--- WHAT TO PRODUCE ---
Find the lines holding "into" and copy them.

- - -

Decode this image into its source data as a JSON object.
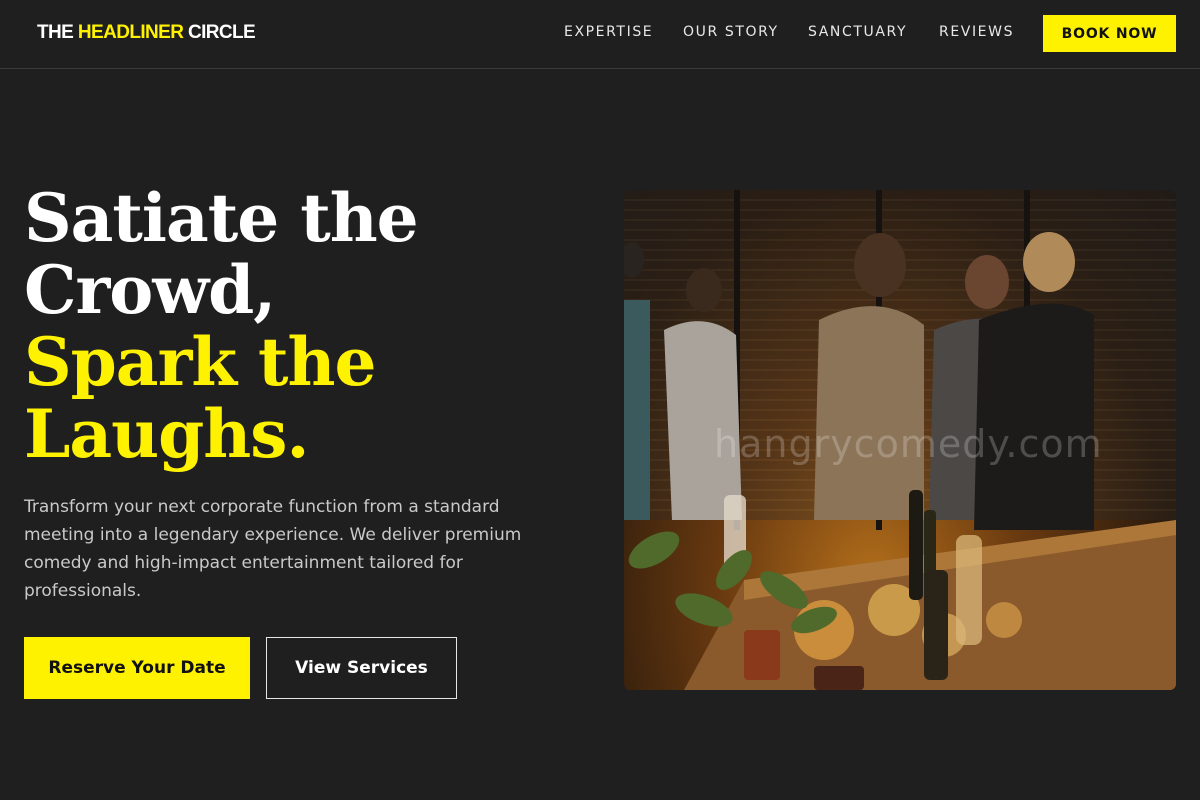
{
  "brand": {
    "logo_part1": "THE ",
    "logo_part2": "HEADLINER",
    "logo_part3": " CIRCLE",
    "accent_color": "#fff200",
    "background_color": "#1f1f1f"
  },
  "nav": {
    "items": [
      {
        "label": "EXPERTISE"
      },
      {
        "label": "OUR STORY"
      },
      {
        "label": "SANCTUARY"
      },
      {
        "label": "REVIEWS"
      }
    ],
    "cta_label": "BOOK NOW"
  },
  "hero": {
    "headline_line1": "Satiate the",
    "headline_line2": "Crowd,",
    "headline_line3": "Spark the",
    "headline_line4": "Laughs.",
    "lead": "Transform your next corporate function from a standard meeting into a legendary experience. We deliver premium comedy and high-impact entertainment tailored for professionals.",
    "primary_button": "Reserve Your Date",
    "secondary_button": "View Services",
    "image_watermark": "hangrycomedy.com"
  }
}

- - -

--- ANSWER TO THE EXERCISE ---
Decode this image into its source data as a JSON object.
    "lead": "Transform your next corporate function from a standard meeting into a legendary experience. We deliver premium comedy and high-impact entertainment tailored for professionals.",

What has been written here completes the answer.